Your goal: Pull out every line with the word "background" from the entries below.

Data entries for graphics:
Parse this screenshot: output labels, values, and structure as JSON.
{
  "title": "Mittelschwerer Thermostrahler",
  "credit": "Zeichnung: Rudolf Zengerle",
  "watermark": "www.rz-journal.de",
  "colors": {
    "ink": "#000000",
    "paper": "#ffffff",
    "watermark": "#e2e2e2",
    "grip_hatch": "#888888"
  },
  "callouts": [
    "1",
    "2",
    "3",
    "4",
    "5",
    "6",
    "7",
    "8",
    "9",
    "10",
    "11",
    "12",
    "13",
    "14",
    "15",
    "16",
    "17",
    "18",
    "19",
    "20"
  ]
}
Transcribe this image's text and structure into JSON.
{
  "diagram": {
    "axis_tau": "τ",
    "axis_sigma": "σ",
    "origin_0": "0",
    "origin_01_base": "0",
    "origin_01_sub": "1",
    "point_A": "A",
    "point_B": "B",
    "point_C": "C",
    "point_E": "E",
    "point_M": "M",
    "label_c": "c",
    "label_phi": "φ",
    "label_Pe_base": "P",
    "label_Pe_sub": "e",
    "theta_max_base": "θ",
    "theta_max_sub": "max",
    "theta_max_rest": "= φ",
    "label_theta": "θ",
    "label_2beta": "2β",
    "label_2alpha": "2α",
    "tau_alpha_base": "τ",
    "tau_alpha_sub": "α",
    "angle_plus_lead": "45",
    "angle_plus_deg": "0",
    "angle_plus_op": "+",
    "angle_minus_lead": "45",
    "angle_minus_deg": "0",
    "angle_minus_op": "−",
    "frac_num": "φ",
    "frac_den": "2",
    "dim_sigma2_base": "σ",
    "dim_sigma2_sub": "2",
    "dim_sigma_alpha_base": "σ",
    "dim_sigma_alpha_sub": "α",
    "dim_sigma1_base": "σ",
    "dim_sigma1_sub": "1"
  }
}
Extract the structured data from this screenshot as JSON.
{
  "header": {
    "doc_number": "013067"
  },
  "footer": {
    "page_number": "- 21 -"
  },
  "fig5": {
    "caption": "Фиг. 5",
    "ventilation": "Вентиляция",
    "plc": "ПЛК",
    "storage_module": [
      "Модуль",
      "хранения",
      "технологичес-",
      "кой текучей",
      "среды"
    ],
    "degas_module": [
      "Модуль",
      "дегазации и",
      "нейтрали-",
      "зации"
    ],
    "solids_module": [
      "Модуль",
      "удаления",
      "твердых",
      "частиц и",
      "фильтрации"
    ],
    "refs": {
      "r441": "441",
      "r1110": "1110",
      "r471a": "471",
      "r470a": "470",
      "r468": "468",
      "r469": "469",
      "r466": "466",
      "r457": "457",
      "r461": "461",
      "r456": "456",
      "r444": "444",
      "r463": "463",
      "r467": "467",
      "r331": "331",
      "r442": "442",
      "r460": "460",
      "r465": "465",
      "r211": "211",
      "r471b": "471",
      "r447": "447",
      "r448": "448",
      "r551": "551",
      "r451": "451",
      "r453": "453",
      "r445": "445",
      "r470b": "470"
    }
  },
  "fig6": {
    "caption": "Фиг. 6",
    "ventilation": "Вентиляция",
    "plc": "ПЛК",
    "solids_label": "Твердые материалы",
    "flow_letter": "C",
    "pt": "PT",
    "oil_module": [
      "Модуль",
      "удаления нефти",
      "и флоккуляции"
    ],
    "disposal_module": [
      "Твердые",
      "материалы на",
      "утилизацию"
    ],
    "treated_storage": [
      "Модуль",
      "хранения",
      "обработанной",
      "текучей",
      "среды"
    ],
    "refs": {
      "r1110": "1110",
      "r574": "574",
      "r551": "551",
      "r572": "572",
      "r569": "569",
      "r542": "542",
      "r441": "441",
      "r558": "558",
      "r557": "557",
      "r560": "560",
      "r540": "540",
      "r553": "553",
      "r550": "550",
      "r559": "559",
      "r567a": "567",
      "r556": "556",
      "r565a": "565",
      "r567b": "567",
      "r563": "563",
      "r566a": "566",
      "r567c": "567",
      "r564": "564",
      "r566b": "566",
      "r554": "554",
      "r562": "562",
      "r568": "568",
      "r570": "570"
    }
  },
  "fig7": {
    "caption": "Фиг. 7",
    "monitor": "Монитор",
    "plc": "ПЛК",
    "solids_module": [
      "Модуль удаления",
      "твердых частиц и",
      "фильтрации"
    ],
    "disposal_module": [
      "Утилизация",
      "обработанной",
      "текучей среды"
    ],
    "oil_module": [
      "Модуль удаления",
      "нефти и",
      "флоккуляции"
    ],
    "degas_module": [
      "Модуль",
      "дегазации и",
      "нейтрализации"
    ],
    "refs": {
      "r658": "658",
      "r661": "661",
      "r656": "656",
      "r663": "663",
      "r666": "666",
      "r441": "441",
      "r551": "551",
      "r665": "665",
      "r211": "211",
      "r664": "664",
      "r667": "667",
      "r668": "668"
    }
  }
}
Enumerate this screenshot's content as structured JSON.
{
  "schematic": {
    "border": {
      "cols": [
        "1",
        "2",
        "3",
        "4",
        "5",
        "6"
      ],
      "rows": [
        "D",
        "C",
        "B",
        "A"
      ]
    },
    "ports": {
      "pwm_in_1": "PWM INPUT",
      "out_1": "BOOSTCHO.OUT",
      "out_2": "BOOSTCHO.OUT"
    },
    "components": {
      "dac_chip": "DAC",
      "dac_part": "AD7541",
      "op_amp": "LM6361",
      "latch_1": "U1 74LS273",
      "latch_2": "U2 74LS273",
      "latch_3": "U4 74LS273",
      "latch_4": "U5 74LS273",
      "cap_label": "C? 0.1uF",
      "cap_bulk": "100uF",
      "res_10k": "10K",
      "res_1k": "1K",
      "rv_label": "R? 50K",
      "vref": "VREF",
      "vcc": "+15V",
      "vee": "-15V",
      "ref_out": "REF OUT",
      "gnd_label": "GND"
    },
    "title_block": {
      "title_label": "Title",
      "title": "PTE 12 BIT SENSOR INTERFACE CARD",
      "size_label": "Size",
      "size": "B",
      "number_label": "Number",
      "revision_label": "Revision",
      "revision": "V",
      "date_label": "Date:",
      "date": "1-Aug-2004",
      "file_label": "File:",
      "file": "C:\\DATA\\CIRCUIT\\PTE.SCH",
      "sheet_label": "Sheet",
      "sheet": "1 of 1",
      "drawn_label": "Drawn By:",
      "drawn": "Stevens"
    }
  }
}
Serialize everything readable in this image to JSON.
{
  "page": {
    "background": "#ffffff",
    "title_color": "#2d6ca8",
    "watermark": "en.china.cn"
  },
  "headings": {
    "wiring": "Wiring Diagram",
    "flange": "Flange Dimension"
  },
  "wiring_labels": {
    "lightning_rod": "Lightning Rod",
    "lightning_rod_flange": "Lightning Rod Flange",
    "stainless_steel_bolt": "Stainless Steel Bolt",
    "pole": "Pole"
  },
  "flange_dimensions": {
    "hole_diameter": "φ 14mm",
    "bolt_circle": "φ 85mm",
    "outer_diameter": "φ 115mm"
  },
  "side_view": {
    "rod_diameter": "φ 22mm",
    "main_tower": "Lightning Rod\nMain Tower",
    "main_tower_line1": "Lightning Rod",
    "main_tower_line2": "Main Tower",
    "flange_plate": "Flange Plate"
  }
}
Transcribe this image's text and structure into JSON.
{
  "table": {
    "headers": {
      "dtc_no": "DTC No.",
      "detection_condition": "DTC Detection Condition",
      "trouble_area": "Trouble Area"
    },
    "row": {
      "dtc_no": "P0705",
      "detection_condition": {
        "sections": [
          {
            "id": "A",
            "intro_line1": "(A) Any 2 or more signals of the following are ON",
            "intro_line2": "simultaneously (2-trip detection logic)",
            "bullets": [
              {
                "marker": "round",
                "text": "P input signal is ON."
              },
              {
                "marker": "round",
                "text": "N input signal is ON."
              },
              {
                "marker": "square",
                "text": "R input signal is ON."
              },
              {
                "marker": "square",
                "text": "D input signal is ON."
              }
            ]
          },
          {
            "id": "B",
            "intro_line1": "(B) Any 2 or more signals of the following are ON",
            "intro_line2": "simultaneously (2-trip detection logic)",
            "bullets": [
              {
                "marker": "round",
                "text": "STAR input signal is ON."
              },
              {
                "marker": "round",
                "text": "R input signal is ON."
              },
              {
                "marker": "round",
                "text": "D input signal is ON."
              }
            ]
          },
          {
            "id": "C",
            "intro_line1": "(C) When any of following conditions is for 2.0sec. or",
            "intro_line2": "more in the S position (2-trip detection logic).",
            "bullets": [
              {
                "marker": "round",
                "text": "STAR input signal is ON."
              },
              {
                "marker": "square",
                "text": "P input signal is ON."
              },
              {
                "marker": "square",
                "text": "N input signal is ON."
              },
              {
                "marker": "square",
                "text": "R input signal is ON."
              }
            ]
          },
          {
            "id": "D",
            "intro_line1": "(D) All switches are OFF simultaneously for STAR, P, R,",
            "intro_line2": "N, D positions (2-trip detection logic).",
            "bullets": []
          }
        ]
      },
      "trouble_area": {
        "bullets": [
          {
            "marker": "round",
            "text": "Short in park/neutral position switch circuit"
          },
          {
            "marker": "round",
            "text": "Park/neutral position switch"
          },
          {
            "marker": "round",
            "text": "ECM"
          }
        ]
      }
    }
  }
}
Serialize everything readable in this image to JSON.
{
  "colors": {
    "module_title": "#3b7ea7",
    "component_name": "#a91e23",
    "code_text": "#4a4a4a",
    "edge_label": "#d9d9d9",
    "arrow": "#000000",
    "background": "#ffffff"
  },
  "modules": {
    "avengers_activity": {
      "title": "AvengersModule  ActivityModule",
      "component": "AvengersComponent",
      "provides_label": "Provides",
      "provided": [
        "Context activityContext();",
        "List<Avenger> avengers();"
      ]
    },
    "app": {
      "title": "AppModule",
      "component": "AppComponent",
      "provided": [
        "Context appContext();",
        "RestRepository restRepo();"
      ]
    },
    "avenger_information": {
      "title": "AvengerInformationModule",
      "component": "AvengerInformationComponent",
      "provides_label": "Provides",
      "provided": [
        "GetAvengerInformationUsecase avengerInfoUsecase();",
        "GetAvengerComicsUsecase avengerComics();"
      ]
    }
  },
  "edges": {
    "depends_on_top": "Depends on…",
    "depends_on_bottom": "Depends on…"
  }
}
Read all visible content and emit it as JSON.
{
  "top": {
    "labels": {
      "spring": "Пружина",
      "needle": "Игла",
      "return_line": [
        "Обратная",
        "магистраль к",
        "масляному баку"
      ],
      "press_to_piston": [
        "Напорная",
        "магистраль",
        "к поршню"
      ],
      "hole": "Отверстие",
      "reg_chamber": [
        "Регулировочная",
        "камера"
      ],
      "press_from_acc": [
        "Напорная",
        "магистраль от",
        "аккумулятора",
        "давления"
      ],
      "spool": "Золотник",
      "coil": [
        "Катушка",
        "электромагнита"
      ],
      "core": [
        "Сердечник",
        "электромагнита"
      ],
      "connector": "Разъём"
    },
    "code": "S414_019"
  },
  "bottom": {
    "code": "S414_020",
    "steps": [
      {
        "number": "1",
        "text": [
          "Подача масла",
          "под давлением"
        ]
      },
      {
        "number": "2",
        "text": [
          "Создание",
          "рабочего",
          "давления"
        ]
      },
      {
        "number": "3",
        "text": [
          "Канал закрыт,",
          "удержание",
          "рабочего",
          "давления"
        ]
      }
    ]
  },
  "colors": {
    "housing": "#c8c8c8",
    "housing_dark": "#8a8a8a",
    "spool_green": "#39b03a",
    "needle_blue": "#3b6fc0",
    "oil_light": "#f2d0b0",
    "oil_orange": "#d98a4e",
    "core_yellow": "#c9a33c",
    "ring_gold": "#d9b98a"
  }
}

Full output:
    "background": "#ffffff",
    "background": "#ffffff"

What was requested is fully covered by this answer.